Dataset listings of figures
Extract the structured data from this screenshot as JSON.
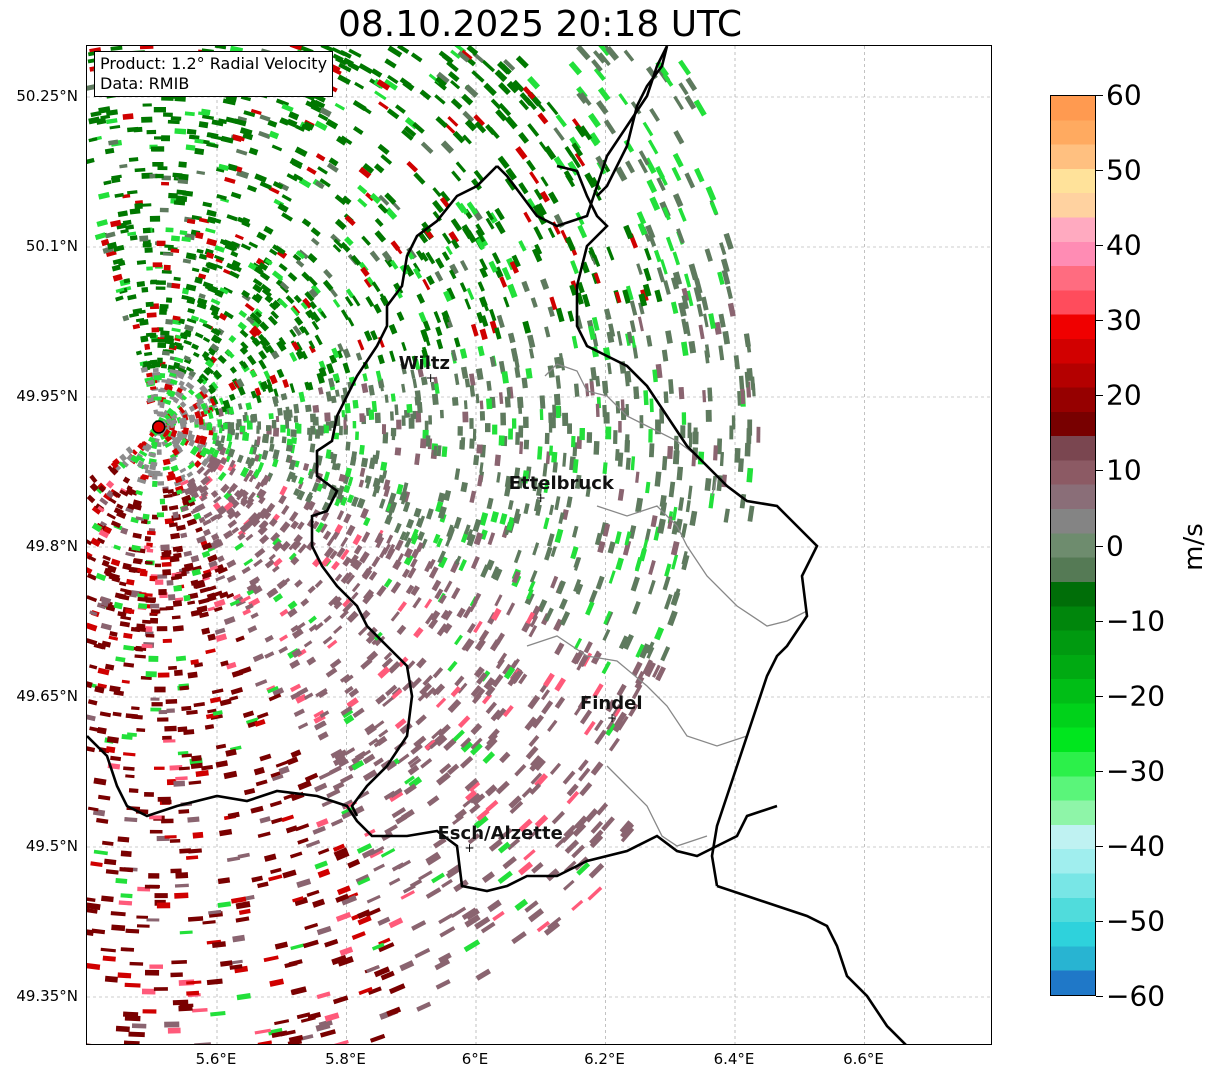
{
  "title": "08.10.2025 20:18 UTC",
  "info": {
    "product": "Product: 1.2° Radial Velocity",
    "data": "Data: RMIB"
  },
  "axes": {
    "lat_ticks": [
      "50.25°N",
      "50.1°N",
      "49.95°N",
      "49.8°N",
      "49.65°N",
      "49.5°N",
      "49.35°N"
    ],
    "lon_ticks": [
      "5.6°E",
      "5.8°E",
      "6°E",
      "6.2°E",
      "6.4°E",
      "6.6°E"
    ]
  },
  "colorbar": {
    "unit": "m/s",
    "min": -60,
    "max": 60,
    "tick_labels": [
      "60",
      "50",
      "40",
      "30",
      "20",
      "10",
      "0",
      "−10",
      "−20",
      "−30",
      "−40",
      "−50",
      "−60"
    ],
    "colors": [
      "#1f78c8",
      "#28b4d2",
      "#2ed2dc",
      "#50dcdc",
      "#78e6e6",
      "#a0eeee",
      "#bff2f2",
      "#8ef5a8",
      "#5af57a",
      "#2cf04a",
      "#00e61e",
      "#00d21a",
      "#00be16",
      "#00aa12",
      "#009a10",
      "#00860c",
      "#006e08",
      "#557a55",
      "#6e8c6e",
      "#848484",
      "#8a6e78",
      "#8c5a64",
      "#7a4650",
      "#780000",
      "#960000",
      "#b40000",
      "#d20000",
      "#f00000",
      "#ff4c5c",
      "#ff6c80",
      "#ff8cb4",
      "#ffaac0",
      "#ffd2a0",
      "#ffe29a",
      "#ffc080",
      "#ffaa60",
      "#ff9a50"
    ]
  },
  "cities": [
    {
      "name": "Wiltz",
      "lon": 5.93,
      "lat": 49.97
    },
    {
      "name": "Ettelbruck",
      "lon": 6.1,
      "lat": 49.85
    },
    {
      "name": "Findel",
      "lon": 6.21,
      "lat": 49.63
    },
    {
      "name": "Esch/Alzette",
      "lon": 5.99,
      "lat": 49.5
    }
  ],
  "radar_site": {
    "lon": 5.51,
    "lat": 49.92
  },
  "palette": {
    "dark_green": "#007800",
    "bright_green": "#22e03a",
    "gray_green": "#5e7a5e",
    "dark_red": "#7a0000",
    "red": "#d00000",
    "mauve": "#8a6470",
    "pink": "#ff5a7a"
  }
}
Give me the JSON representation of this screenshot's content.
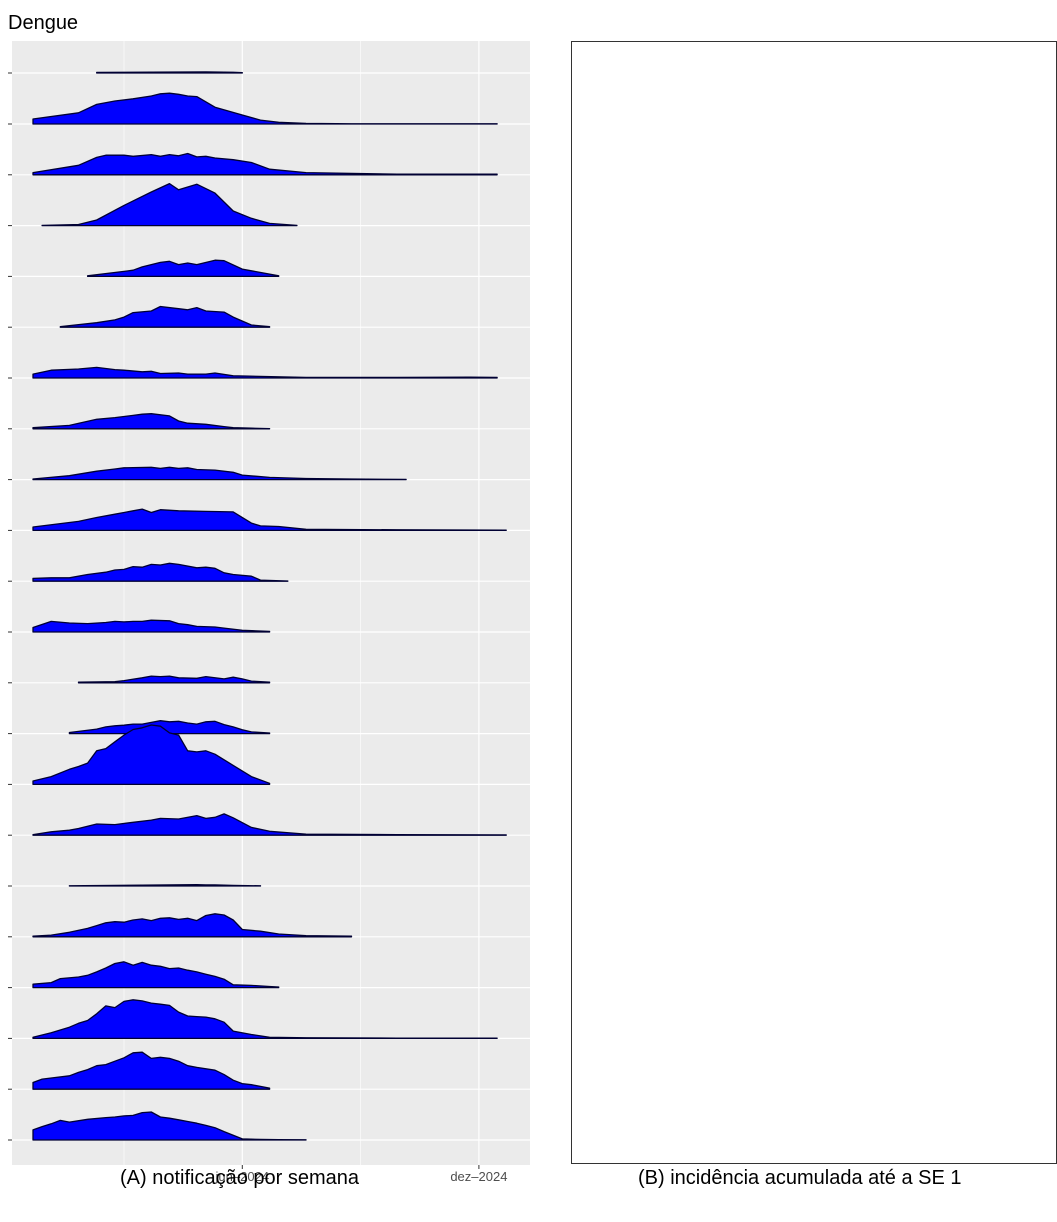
{
  "page": {
    "title": "Dengue"
  },
  "panel_a": {
    "caption": "(A) notificação por semana"
  },
  "panel_b": {
    "caption": "(B) incidência acumulada até a SE 1"
  },
  "colors": {
    "fill": "#0000ff",
    "stroke": "#000033",
    "panel_bg": "#ebebeb",
    "grid": "#ffffff"
  },
  "chart_data": [
    {
      "type": "area",
      "title": "Dengue",
      "xlabel": "",
      "ylabel": "",
      "x_ticks": [
        {
          "value": 23.0,
          "label": "jun–2024"
        },
        {
          "value": 49.0,
          "label": "dez–2024"
        }
      ],
      "x_minor_gridlines": [
        10.0,
        36.0
      ],
      "xlim": [
        -1.5,
        54.5
      ],
      "y_tick_labels_visible": false,
      "grid": true,
      "series": [
        {
          "x": [
            7,
            13,
            19,
            22,
            23
          ],
          "values": [
            0.05,
            0.07,
            0.1,
            0.06,
            0.03
          ]
        },
        {
          "x": [
            0,
            5,
            7,
            9,
            11,
            13,
            14,
            15,
            16,
            17,
            18,
            20,
            23,
            25,
            27,
            30,
            35,
            40,
            45,
            51
          ],
          "values": [
            0.45,
            1.0,
            1.75,
            2.05,
            2.25,
            2.5,
            2.7,
            2.75,
            2.65,
            2.5,
            2.45,
            1.5,
            0.8,
            0.35,
            0.15,
            0.05,
            0.02,
            0.02,
            0.02,
            0.02
          ]
        },
        {
          "x": [
            0,
            5,
            7,
            8,
            10,
            11,
            13,
            14,
            15,
            16,
            17,
            18,
            19,
            20,
            22,
            24,
            26,
            30,
            40,
            51
          ],
          "values": [
            0.2,
            0.85,
            1.55,
            1.75,
            1.75,
            1.65,
            1.8,
            1.65,
            1.8,
            1.7,
            1.9,
            1.6,
            1.65,
            1.5,
            1.35,
            1.1,
            0.5,
            0.2,
            0.05,
            0.05
          ]
        },
        {
          "x": [
            1,
            5,
            7,
            10,
            13,
            15,
            16,
            18,
            20,
            22,
            24,
            26,
            29
          ],
          "values": [
            0.02,
            0.1,
            0.5,
            1.8,
            3.0,
            3.75,
            3.2,
            3.7,
            2.9,
            1.3,
            0.65,
            0.2,
            0.02
          ]
        },
        {
          "x": [
            6,
            10,
            11,
            12,
            14,
            15,
            16,
            17,
            18,
            20,
            21,
            23,
            24,
            27
          ],
          "values": [
            0.05,
            0.45,
            0.55,
            0.85,
            1.25,
            1.35,
            1.05,
            1.2,
            1.05,
            1.45,
            1.4,
            0.65,
            0.5,
            0.05
          ]
        },
        {
          "x": [
            3,
            7,
            9,
            10,
            11,
            13,
            14,
            16,
            17,
            18,
            19,
            21,
            22,
            24,
            26
          ],
          "values": [
            0.05,
            0.4,
            0.65,
            0.9,
            1.3,
            1.45,
            1.85,
            1.65,
            1.55,
            1.75,
            1.45,
            1.35,
            0.9,
            0.2,
            0.05
          ]
        },
        {
          "x": [
            0,
            2,
            5,
            7,
            9,
            10,
            12,
            13,
            14,
            16,
            17,
            19,
            20,
            22,
            30,
            40,
            48,
            51
          ],
          "values": [
            0.35,
            0.7,
            0.8,
            0.95,
            0.75,
            0.7,
            0.55,
            0.6,
            0.4,
            0.45,
            0.35,
            0.35,
            0.45,
            0.2,
            0.05,
            0.05,
            0.08,
            0.05
          ]
        },
        {
          "x": [
            0,
            4,
            7,
            9,
            11,
            12,
            13,
            15,
            16,
            17,
            19,
            21,
            22,
            24,
            26
          ],
          "values": [
            0.1,
            0.3,
            0.85,
            1.0,
            1.2,
            1.3,
            1.35,
            1.15,
            0.7,
            0.5,
            0.4,
            0.2,
            0.1,
            0.05,
            0.02
          ]
        },
        {
          "x": [
            0,
            4,
            7,
            9,
            10,
            13,
            14,
            15,
            16,
            17,
            18,
            20,
            22,
            23,
            26,
            30,
            35,
            41
          ],
          "values": [
            0.05,
            0.35,
            0.75,
            0.95,
            1.05,
            1.1,
            1.0,
            1.1,
            1.0,
            1.05,
            0.9,
            0.85,
            0.65,
            0.4,
            0.2,
            0.1,
            0.05,
            0.02
          ]
        },
        {
          "x": [
            0,
            5,
            7,
            9,
            10,
            11,
            12,
            13,
            14,
            16,
            19,
            22,
            24,
            25,
            27,
            30,
            40,
            52
          ],
          "values": [
            0.3,
            0.8,
            1.15,
            1.45,
            1.6,
            1.75,
            1.9,
            1.6,
            1.85,
            1.75,
            1.7,
            1.65,
            0.65,
            0.4,
            0.35,
            0.1,
            0.05,
            0.02
          ]
        },
        {
          "x": [
            0,
            2,
            4,
            6,
            8,
            9,
            10,
            11,
            12,
            13,
            14,
            15,
            16,
            18,
            19,
            20,
            21,
            22,
            24,
            25,
            28
          ],
          "values": [
            0.25,
            0.3,
            0.3,
            0.6,
            0.8,
            1.0,
            1.05,
            1.3,
            1.25,
            1.5,
            1.45,
            1.6,
            1.5,
            1.2,
            1.25,
            1.15,
            0.75,
            0.6,
            0.45,
            0.1,
            0.02
          ]
        },
        {
          "x": [
            0,
            2,
            4,
            6,
            8,
            9,
            10,
            11,
            12,
            13,
            15,
            16,
            17,
            18,
            20,
            21,
            23,
            26
          ],
          "values": [
            0.4,
            0.95,
            0.8,
            0.75,
            0.85,
            0.95,
            0.9,
            0.95,
            0.95,
            1.05,
            1.0,
            0.75,
            0.65,
            0.5,
            0.45,
            0.35,
            0.15,
            0.05
          ]
        },
        {
          "x": [
            5,
            9,
            10,
            12,
            13,
            14,
            15,
            16,
            18,
            19,
            21,
            22,
            23,
            24,
            26
          ],
          "values": [
            0.05,
            0.1,
            0.2,
            0.45,
            0.6,
            0.55,
            0.6,
            0.45,
            0.4,
            0.55,
            0.35,
            0.5,
            0.35,
            0.15,
            0.05
          ]
        },
        {
          "x": [
            4,
            7,
            8,
            9,
            10,
            11,
            12,
            13,
            14,
            15,
            16,
            17,
            18,
            19,
            20,
            21,
            22,
            23,
            24,
            26
          ],
          "values": [
            0.1,
            0.4,
            0.6,
            0.7,
            0.75,
            0.85,
            0.85,
            1.0,
            1.15,
            1.05,
            1.1,
            0.95,
            0.85,
            1.05,
            1.1,
            0.8,
            0.6,
            0.35,
            0.15,
            0.05
          ]
        },
        {
          "x": [
            0,
            2,
            4,
            5,
            6,
            7,
            8,
            9,
            10,
            11,
            12,
            13,
            14,
            15,
            16,
            17,
            18,
            19,
            20,
            21,
            22,
            24,
            26
          ],
          "values": [
            0.3,
            0.7,
            1.35,
            1.6,
            1.9,
            3.0,
            3.2,
            3.8,
            4.4,
            4.9,
            5.05,
            5.3,
            5.2,
            4.6,
            4.4,
            3.0,
            2.9,
            3.0,
            2.7,
            2.2,
            1.7,
            0.7,
            0.1
          ]
        },
        {
          "x": [
            0,
            2,
            4,
            5,
            6,
            7,
            9,
            11,
            13,
            14,
            16,
            18,
            19,
            20,
            21,
            22,
            24,
            26,
            30,
            40,
            52
          ],
          "values": [
            0.05,
            0.3,
            0.45,
            0.6,
            0.8,
            1.0,
            0.95,
            1.15,
            1.35,
            1.5,
            1.45,
            1.75,
            1.5,
            1.6,
            1.9,
            1.55,
            0.7,
            0.35,
            0.1,
            0.05,
            0.03
          ]
        },
        {
          "x": [
            4,
            9,
            12,
            15,
            18,
            19,
            20,
            22,
            25
          ],
          "values": [
            0.02,
            0.05,
            0.08,
            0.1,
            0.12,
            0.1,
            0.1,
            0.05,
            0.02
          ]
        },
        {
          "x": [
            0,
            2,
            4,
            6,
            7,
            8,
            9,
            10,
            11,
            12,
            13,
            14,
            15,
            16,
            17,
            18,
            19,
            20,
            21,
            22,
            23,
            25,
            27,
            30,
            35
          ],
          "values": [
            0.05,
            0.15,
            0.4,
            0.75,
            1.0,
            1.25,
            1.35,
            1.3,
            1.5,
            1.6,
            1.45,
            1.65,
            1.7,
            1.55,
            1.65,
            1.45,
            1.9,
            2.05,
            1.95,
            1.5,
            0.65,
            0.5,
            0.25,
            0.1,
            0.05
          ]
        },
        {
          "x": [
            0,
            2,
            3,
            5,
            6,
            7,
            8,
            9,
            10,
            11,
            12,
            13,
            14,
            15,
            16,
            17,
            18,
            19,
            20,
            21,
            22,
            24,
            26,
            27
          ],
          "values": [
            0.3,
            0.45,
            0.8,
            0.95,
            1.1,
            1.4,
            1.75,
            2.15,
            2.3,
            2.0,
            2.25,
            2.0,
            1.9,
            1.7,
            1.75,
            1.55,
            1.4,
            1.2,
            1.0,
            0.75,
            0.25,
            0.2,
            0.1,
            0.05
          ]
        },
        {
          "x": [
            0,
            2,
            4,
            5,
            6,
            7,
            8,
            9,
            10,
            11,
            12,
            13,
            14,
            15,
            16,
            17,
            18,
            19,
            20,
            21,
            22,
            24,
            26,
            30,
            40,
            51
          ],
          "values": [
            0.1,
            0.5,
            1.0,
            1.35,
            1.6,
            2.2,
            2.9,
            2.75,
            3.3,
            3.45,
            3.35,
            3.15,
            3.05,
            2.95,
            2.35,
            2.0,
            1.95,
            1.9,
            1.75,
            1.45,
            0.65,
            0.35,
            0.1,
            0.05,
            0.03,
            0.03
          ]
        },
        {
          "x": [
            0,
            1,
            2,
            4,
            5,
            6,
            7,
            8,
            9,
            10,
            11,
            12,
            13,
            14,
            15,
            16,
            17,
            18,
            20,
            21,
            22,
            23,
            24,
            26
          ],
          "values": [
            0.6,
            0.9,
            1.0,
            1.2,
            1.5,
            1.75,
            2.1,
            2.2,
            2.5,
            2.8,
            3.25,
            3.3,
            2.75,
            2.85,
            2.75,
            2.5,
            2.1,
            1.95,
            1.7,
            1.3,
            0.8,
            0.5,
            0.4,
            0.1
          ]
        },
        {
          "x": [
            0,
            1,
            2,
            3,
            4,
            6,
            8,
            9,
            10,
            11,
            12,
            13,
            14,
            15,
            16,
            17,
            18,
            19,
            20,
            21,
            23,
            25,
            27,
            30
          ],
          "values": [
            0.9,
            1.2,
            1.45,
            1.75,
            1.6,
            1.85,
            2.0,
            2.05,
            2.15,
            2.2,
            2.45,
            2.5,
            2.05,
            1.95,
            1.8,
            1.65,
            1.5,
            1.3,
            1.1,
            0.75,
            0.1,
            0.05,
            0.03,
            0.02
          ]
        }
      ]
    }
  ]
}
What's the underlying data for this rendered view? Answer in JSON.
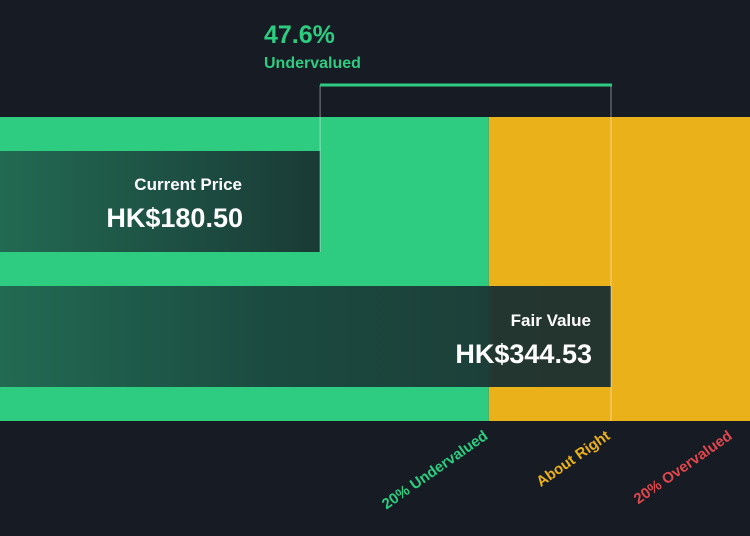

→ Instructions to follow: Point out every line holding the string "caption" and copy it.

→ Response to this task:
    "caption": "(A) notificação por semana"
    "caption": "(B) incidência acumulada até a SE 1"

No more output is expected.